TASK INSTRUCTIONS:
Return the records below from the line containing "Transcribe this image's" onward, exactly, through and including the last line.

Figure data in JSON
===

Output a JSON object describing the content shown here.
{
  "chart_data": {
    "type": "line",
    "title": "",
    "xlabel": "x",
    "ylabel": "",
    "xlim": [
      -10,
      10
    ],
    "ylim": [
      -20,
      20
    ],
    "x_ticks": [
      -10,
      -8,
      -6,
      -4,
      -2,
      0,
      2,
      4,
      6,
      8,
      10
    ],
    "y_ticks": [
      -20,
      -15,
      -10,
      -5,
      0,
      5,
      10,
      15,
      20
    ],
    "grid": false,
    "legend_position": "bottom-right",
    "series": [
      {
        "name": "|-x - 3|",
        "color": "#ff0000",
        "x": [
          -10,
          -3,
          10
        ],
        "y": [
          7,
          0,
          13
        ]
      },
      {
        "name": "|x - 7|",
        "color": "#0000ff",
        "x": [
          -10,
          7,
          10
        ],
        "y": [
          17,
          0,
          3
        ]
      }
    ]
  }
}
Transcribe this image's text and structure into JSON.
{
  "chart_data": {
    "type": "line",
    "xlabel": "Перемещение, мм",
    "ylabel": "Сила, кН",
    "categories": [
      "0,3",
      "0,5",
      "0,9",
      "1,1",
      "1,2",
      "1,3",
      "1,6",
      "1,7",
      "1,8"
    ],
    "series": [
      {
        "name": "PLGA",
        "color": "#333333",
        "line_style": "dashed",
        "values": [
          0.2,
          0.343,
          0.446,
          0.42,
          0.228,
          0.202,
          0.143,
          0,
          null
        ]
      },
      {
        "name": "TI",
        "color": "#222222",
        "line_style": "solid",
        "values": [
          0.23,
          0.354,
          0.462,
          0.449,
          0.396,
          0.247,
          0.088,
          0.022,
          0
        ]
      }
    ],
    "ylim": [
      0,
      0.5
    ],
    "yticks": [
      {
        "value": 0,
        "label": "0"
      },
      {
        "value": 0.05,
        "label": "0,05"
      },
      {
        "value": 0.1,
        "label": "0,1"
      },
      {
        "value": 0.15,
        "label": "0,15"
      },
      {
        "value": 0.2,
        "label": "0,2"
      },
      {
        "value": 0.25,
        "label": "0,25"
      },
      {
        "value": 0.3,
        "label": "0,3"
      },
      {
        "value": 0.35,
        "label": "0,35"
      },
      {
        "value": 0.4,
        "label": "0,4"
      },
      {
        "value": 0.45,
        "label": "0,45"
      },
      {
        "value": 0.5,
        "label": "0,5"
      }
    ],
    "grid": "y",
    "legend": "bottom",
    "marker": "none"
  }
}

===

THE REPLY:
Transcribe this image's text and structure into JSON.
{
  "chart_data": {
    "type": "line",
    "xlabel": "Перемещение, мм",
    "ylabel": "Сила, кН",
    "categories": [
      "0,3",
      "0,5",
      "0,9",
      "1,1",
      "1,2",
      "1,3",
      "1,6",
      "1,7",
      "1,8"
    ],
    "series": [
      {
        "name": "PLGA",
        "color": "#333333",
        "line_style": "dashed",
        "values": [
          0.2,
          0.343,
          0.446,
          0.42,
          0.228,
          0.202,
          0.143,
          0,
          null
        ]
      },
      {
        "name": "TI",
        "color": "#222222",
        "line_style": "solid",
        "values": [
          0.23,
          0.354,
          0.462,
          0.449,
          0.396,
          0.247,
          0.088,
          0.022,
          0
        ]
      }
    ],
    "ylim": [
      0,
      0.5
    ],
    "yticks": [
      {
        "value": 0,
        "label": "0"
      },
      {
        "value": 0.05,
        "label": "0,05"
      },
      {
        "value": 0.1,
        "label": "0,1"
      },
      {
        "value": 0.15,
        "label": "0,15"
      },
      {
        "value": 0.2,
        "label": "0,2"
      },
      {
        "value": 0.25,
        "label": "0,25"
      },
      {
        "value": 0.3,
        "label": "0,3"
      },
      {
        "value": 0.35,
        "label": "0,35"
      },
      {
        "value": 0.4,
        "label": "0,4"
      },
      {
        "value": 0.45,
        "label": "0,45"
      },
      {
        "value": 0.5,
        "label": "0,5"
      }
    ],
    "grid": "y",
    "legend": "bottom",
    "marker": "none"
  }
}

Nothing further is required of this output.